- Source:
=======

Aubrey could be unpredictable, once while being interviewed by the press, Menen was asked what he considered the most important book written in India since independence. He replied: ‘The 1954 All India Rural Credit Survey’. Frankly I cannot as yet figure out if he was serious or sarcastic, nevertheless, the Report is stated to have vividly portrayed the rural credit scenario under which people mostly cultivators, operated at that time and the dynamics of the interrelationship between the cultivators and the lenders, both formal and informal.
A man can be judged by his usage of words at a specific time, and Menen could also be credited to be very thoughtful for he once said, At the beginning of the sixteenth century, [Rome] was a squalid city, with narrow, insanitary streets, rat-infested medieval houses, and moldering ruins. Although it was the seat of the papacy, its moral vices were notorious. The situation was summed up in a famous story, much quoted. A Jew was brought by a Christian to Rome. After a year, the Jew became a Christian. Asked by the astonished citizens why, he replied that if God permitted the things to go on that he had seen, then Christianity must be the true faith. [Menen, Aubrey, Art & Money: An Irreverent History, 1980, McGrawHill, p. 115]
Again Britain proved to be claustrophobic for Menon and he moved to Italy. As he described it, it was a space midway between India and England, and Menen lived there until 1980. Not many people may know this; he was also our late Madhavi Kutti’s (Kamala Das – Suraiyya) relative, a sort of cousin or uncle. One reference mentions that Kamala was married to his first cousin. Some of his statements can be so different - when he wrote about the locust (Menen’s Ramayana) which learns that ‘if you learn history you can predict the future ‘provided things don’t turn out differently’.
As we read about him, here and there, we come to a question that Anusua Mukerjee asks in her Telegraph article linked here - But for all the pleasures of piecing together an author from his novels, a niggling query remains, one that can be answered only by a possible biographer. Who is Philip Dallas, to whom three of the four novellas are dedicated? Was he someone like Alexander’s Hephaestion (A Conspiracy of Women), the lonely conqueror’s only friend and companion with whom his wives could never compete, and who speaks some of the lines that are almost shocking in their poignancy, given the general frigidity of Menen’s tone? “‘When Alexander and I were eleven,’ said Hephaestion, ‘we decided that by thirty we would certainly have conquered Persia and most probably Egypt. The problem was what we would do at thirty-one. I remember we decided that the only fitting thing for two such great men would be to be dead.’” I keep speculating about the mysterious dedicatee.

=======

- Recorded information:

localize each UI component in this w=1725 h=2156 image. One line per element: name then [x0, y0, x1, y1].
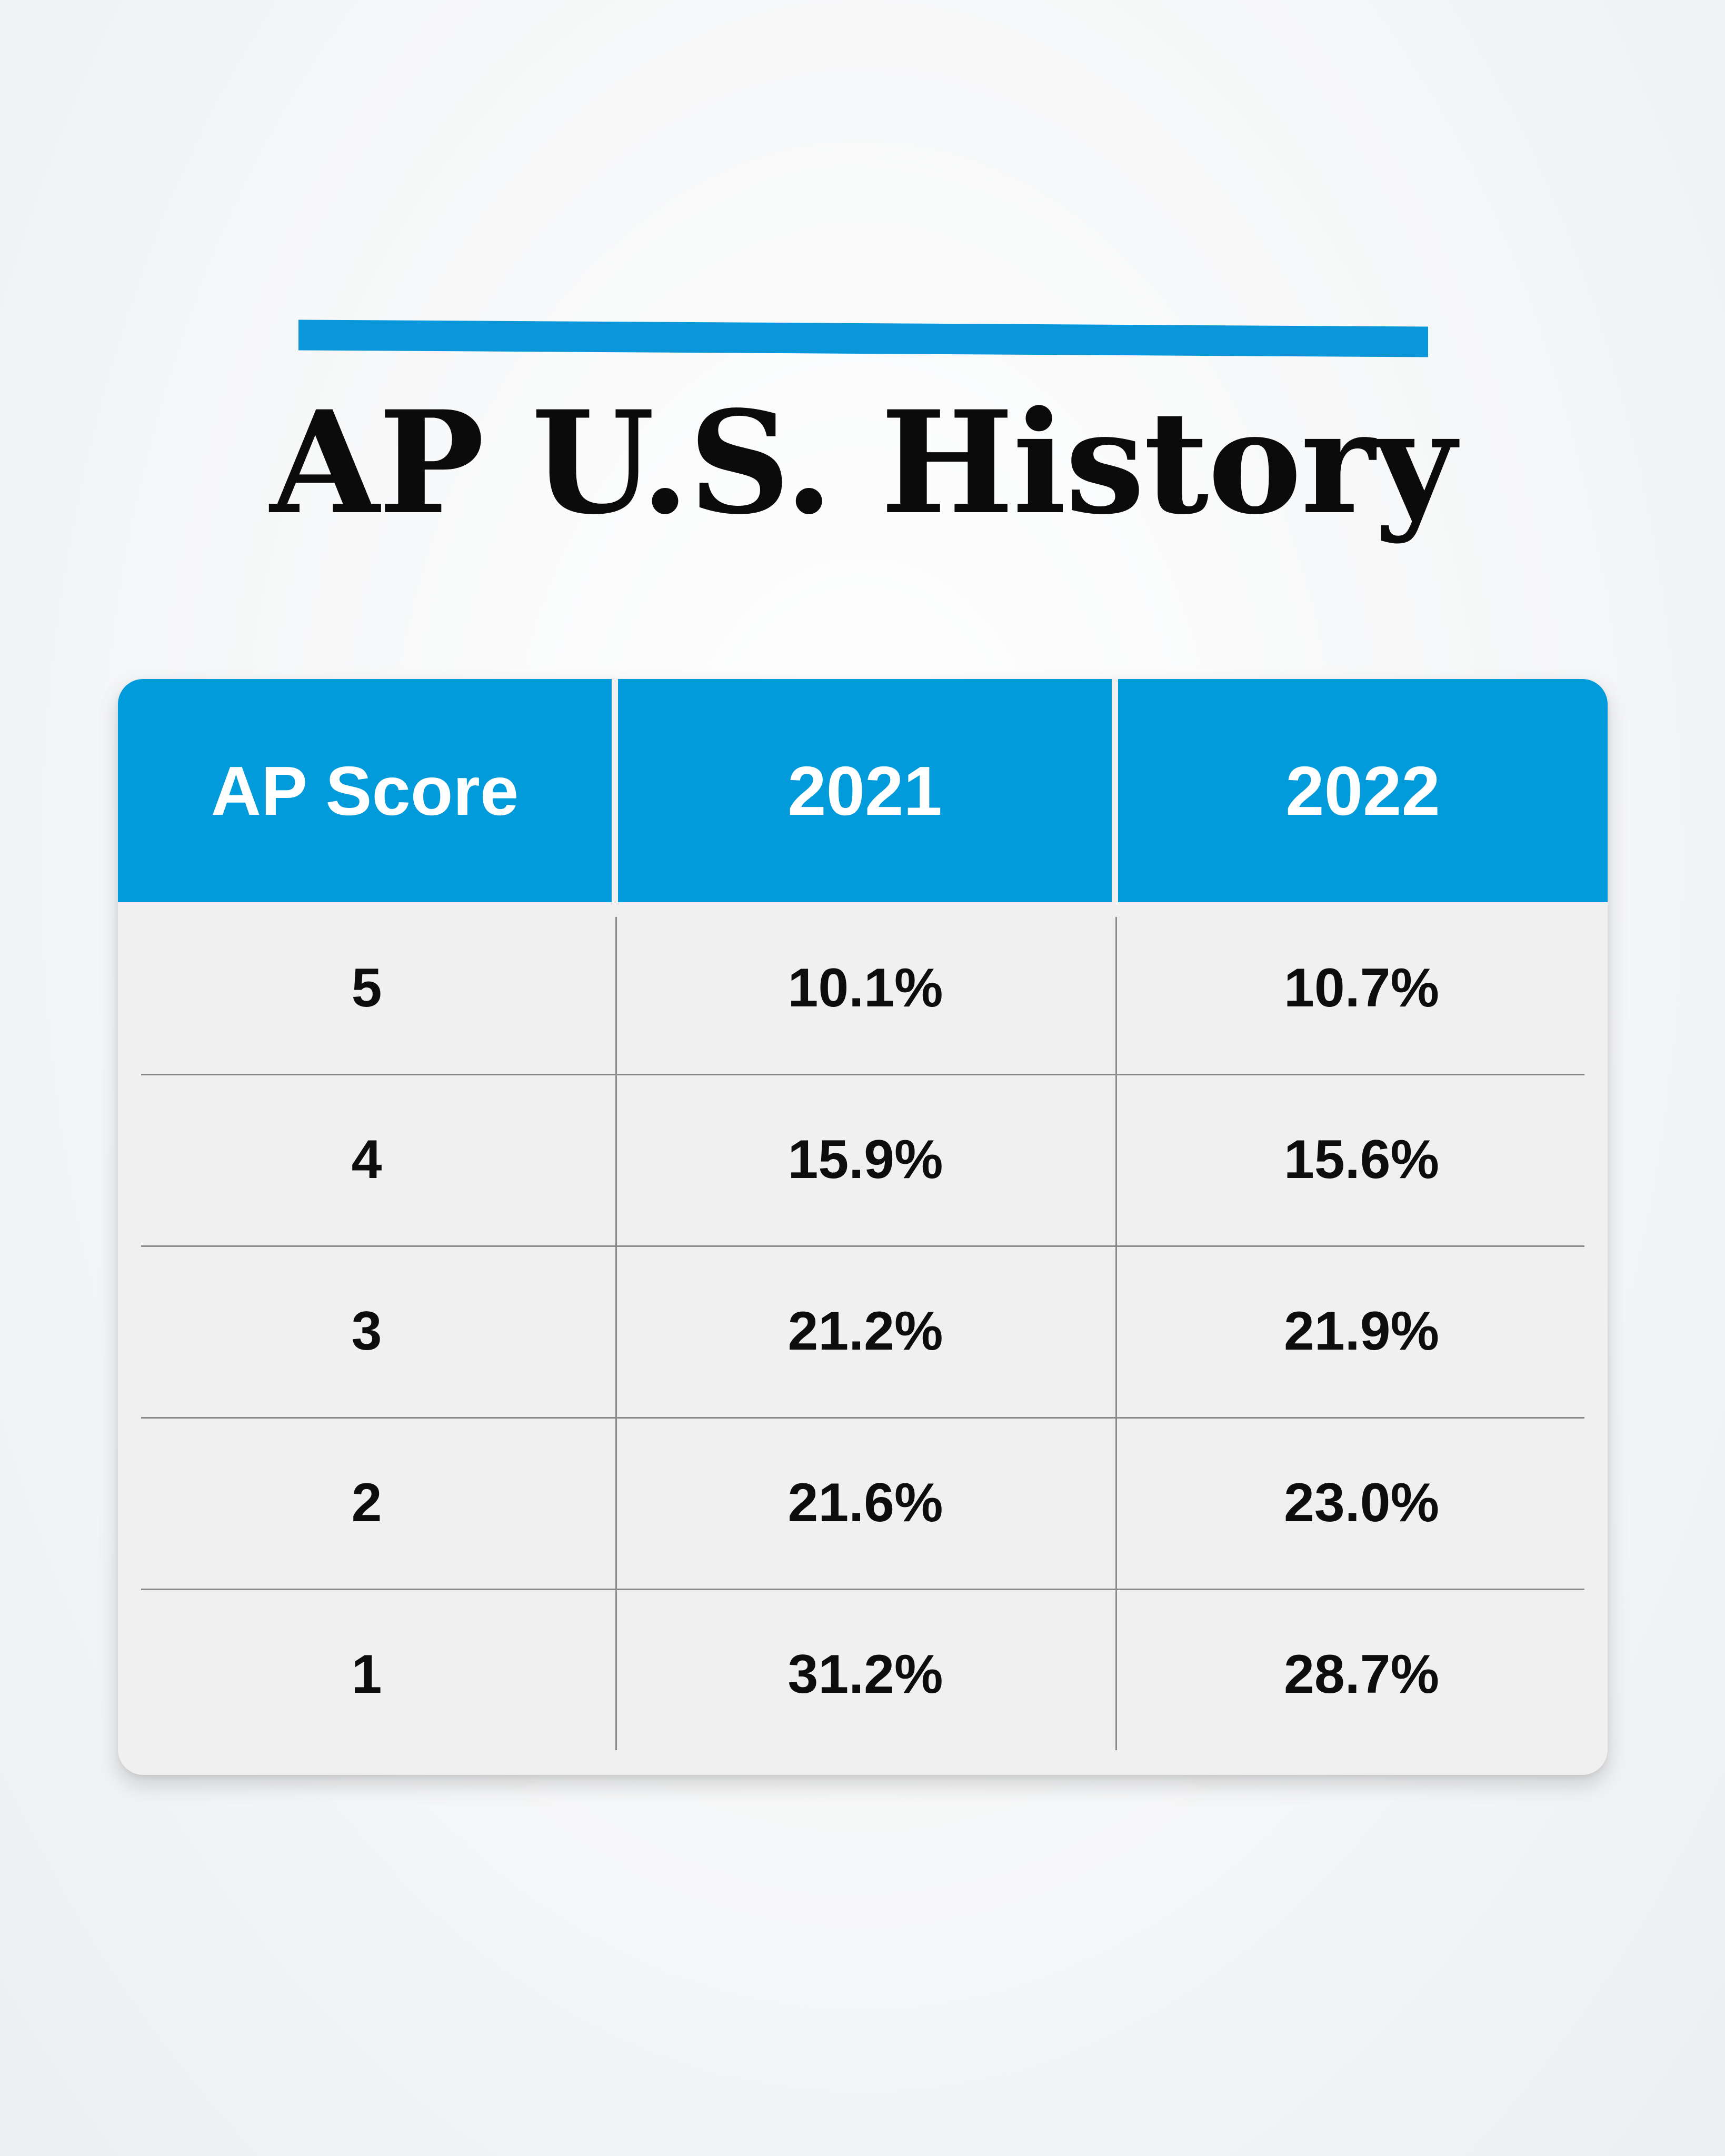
table-row: 2 21.6% 23.0%	[118, 1417, 1608, 1589]
row-divider	[141, 1417, 1584, 1419]
table-cell-score: 3	[351, 1300, 382, 1362]
table-row: 3 21.2% 21.9%	[118, 1245, 1608, 1417]
table-cell-2022: 21.9%	[1284, 1300, 1439, 1362]
table-cell-2021: 15.9%	[787, 1129, 943, 1190]
table-cell-2022: 23.0%	[1284, 1472, 1439, 1533]
score-table: AP Score 2021 2022 5 10.1% 10.7% 4 15.9%…	[118, 679, 1608, 1775]
header-cell-ap-score: AP Score	[118, 679, 612, 902]
table-cell-2021: 31.2%	[787, 1643, 943, 1705]
table-cell-2021: 21.2%	[787, 1300, 943, 1362]
table-cell-2021: 10.1%	[787, 957, 943, 1019]
header-cell-2022: 2022	[1118, 679, 1608, 902]
row-divider	[141, 1589, 1584, 1590]
table-body: 5 10.1% 10.7% 4 15.9% 15.6% 3 21.2% 21.9…	[118, 902, 1608, 1775]
column-divider	[1115, 917, 1117, 1750]
row-divider	[141, 1245, 1584, 1247]
table-cell-2022: 15.6%	[1284, 1129, 1439, 1190]
table-row: 5 10.1% 10.7%	[118, 902, 1608, 1074]
title-accent-bar	[298, 320, 1428, 357]
table-cell-score: 1	[351, 1643, 382, 1705]
table-cell-2022: 28.7%	[1284, 1643, 1439, 1705]
table-cell-score: 2	[351, 1472, 382, 1533]
table-cell-2021: 21.6%	[787, 1472, 943, 1533]
table-row: 1 31.2% 28.7%	[118, 1589, 1608, 1760]
row-divider	[141, 1074, 1584, 1075]
table-header-row: AP Score 2021 2022	[118, 679, 1608, 902]
table-row: 4 15.9% 15.6%	[118, 1074, 1608, 1245]
page-title: AP U.S. History	[270, 380, 1456, 546]
table-cell-score: 5	[351, 957, 382, 1019]
table-cell-score: 4	[351, 1129, 382, 1190]
header-cell-2021: 2021	[618, 679, 1112, 902]
table-cell-2022: 10.7%	[1284, 957, 1439, 1019]
column-divider	[615, 917, 617, 1750]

=======

- Required tasks:
1. Summarize the passage about Aubrey Menen in two sentences.
2. Using the passage about Aubrey Menen, say whether each statement agrees with it, answering yes or no and quoting the deciding words: (a) Menen lived in Italy until 1980. (b) The writer is certain that Menen was being sarcastic about the Rural Credit Survey. (c) All four novellas are dedicated to Philip Dallas.
3. Extend the passage about Aubrey Menen with one more paragraph that starts after its final sentence about the mysterious dedicatee.
The lines above are separate material from the passage about Aubrey Menen.

- Responses per task:
1. Aubrey Menen could be unpredictable, once naming the 1954 All India Rural Credit Survey as the most important book written in India since independence, and he could also be thoughtful, as in his account of Rome's squalor and notorious vices at the beginning of the sixteenth century. He left Britain for Italy, where he lived until 1980, was a relative of Kamala Das, and dedicated three of his four novellas to a Philip Dallas whose identity remains a question only a biographer could answer.

2.
(a) Yes: "Menen lived there until 1980."
(b) No: "Frankly I cannot as yet figure out if he was serious or sarcastic"
(c) No: "three of the four novellas are dedicated"

3.
In fact not three but at least some 10 books/novellas are dedicated to Dallas. Menen would have firmly identified the person if he wanted to, and to understand his personal side, you have to read his biography ‘The space within my heart’. I would guess that Dallas was Graham Hall based on the rights ownership of his works, but it is only speculation and has never been confirmed by Menen or Hall. You are taken into his mind if you read that autobiographical book which wrestles with his sexuality and gay life, and a lifestyle that was taboo during his time.
And then he finally he moved to where his father’s life had started - the magical state of Kerala where he went on to spend his last days. He knew perhaps that he had only a little time and he remarked ‘Well, I was still alive, and if I had to die, Kerala was a beautiful place to die in. Had not Baudelaire written a perfect poem to a Malabar girl, advising her to stay where she was and not go to ugly, cold Europe?. Anybody who wants to learn a bit more about Baudelaire is recommended to read the CHF article
Sankar remembers - In 1980s-Trivandrum, Aubrey Menen stood out like a sore thumb. By then into the last years of his life, Menen looked quite like the quintessential Biblical prophet, a slightly impish prophet: serene face, flowing white beard and long-ish white hair. Of course, notions of prophecy were slightly dispelled by the tan shorts and sun hat that he often wore while pottering around Trivandrum’s central Statue and Pulimood neighborhoods.
But Aubrey Menen saw life differently; take a look at this excerpt from the preface to his book ‘A conspiracy of Woman’………..
"You must often have wondered why men of good will, like you and like me, never seem to get our own way. We want the whole world to live in peace and harmony and we do our best to see that it does. Then why is there always war, and trouble, and quarrels?
Here is the answer. I have had to travel four continents and spend a lifetime in study to find it. But like all important truths, it is very simple. As a matter of fact, it is so simple that I have been able to state it in the first seven lines of this story. If you are pressed for time, those are all you need to read."
So what were the first seven lines?
"One day when Alexander the Great was sitting in his tent he said to his friend Hephaestion, "Hephaestion, have you ever thought about the fact that women make up half the human race?"
"Once," said Hephaestion.
"And what did you think about it?" said Alexander
"I thought it was a pity," said Hephaestion.
That was Menen for you…. And he went on to make so many more great utterances….
Some samples are recounted below
"The essence of success is that it is never necessary to think of a new idea oneself. It is far better to wait until somebody else does it, and then to copy him in every detail, except his mistakes."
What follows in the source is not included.